>> Start Recorded data

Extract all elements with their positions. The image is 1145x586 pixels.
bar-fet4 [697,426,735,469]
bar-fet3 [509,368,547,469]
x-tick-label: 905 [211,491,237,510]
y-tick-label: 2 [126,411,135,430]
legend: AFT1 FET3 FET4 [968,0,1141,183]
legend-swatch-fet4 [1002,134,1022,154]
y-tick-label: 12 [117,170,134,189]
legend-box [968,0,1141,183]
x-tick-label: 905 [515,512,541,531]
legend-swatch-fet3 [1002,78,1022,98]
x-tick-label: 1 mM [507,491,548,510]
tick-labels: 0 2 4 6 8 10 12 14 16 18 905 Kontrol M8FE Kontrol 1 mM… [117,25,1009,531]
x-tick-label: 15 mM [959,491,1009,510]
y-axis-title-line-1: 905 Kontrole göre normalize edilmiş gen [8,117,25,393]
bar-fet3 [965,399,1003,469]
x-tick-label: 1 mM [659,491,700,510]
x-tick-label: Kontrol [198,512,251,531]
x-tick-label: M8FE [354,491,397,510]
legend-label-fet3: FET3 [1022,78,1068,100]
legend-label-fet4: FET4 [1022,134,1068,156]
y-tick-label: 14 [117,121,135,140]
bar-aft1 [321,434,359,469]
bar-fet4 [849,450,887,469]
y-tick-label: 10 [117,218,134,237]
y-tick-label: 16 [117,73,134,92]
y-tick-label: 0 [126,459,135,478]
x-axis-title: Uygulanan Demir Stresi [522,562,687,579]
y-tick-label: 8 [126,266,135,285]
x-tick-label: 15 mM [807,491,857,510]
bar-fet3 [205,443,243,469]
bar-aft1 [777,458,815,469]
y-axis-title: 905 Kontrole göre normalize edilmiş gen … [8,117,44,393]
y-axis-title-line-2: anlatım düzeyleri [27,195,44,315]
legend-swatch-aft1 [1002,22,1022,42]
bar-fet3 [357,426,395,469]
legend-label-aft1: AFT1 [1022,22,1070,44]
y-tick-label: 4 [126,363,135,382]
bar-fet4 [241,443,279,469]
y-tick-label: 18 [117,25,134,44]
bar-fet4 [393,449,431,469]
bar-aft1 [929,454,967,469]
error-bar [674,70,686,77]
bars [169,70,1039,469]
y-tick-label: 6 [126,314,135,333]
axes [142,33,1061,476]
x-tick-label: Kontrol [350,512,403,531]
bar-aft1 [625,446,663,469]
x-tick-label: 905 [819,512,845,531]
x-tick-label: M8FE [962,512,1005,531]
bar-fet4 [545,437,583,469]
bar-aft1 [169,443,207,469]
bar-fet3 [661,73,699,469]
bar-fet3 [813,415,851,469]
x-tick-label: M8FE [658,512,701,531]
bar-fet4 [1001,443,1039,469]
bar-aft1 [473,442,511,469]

>> End Recorded data

### Written task
Copy the data word for word, starting at its first line and ending at the line that contains "legend-box [968,0,1141,183]", with both of those lines included.

### Written response
Extract all elements with their positions. The image is 1145x586 pixels.
bar-fet4 [697,426,735,469]
bar-fet3 [509,368,547,469]
x-tick-label: 905 [211,491,237,510]
y-tick-label: 2 [126,411,135,430]
legend: AFT1 FET3 FET4 [968,0,1141,183]
legend-swatch-fet4 [1002,134,1022,154]
y-tick-label: 12 [117,170,134,189]
legend-box [968,0,1141,183]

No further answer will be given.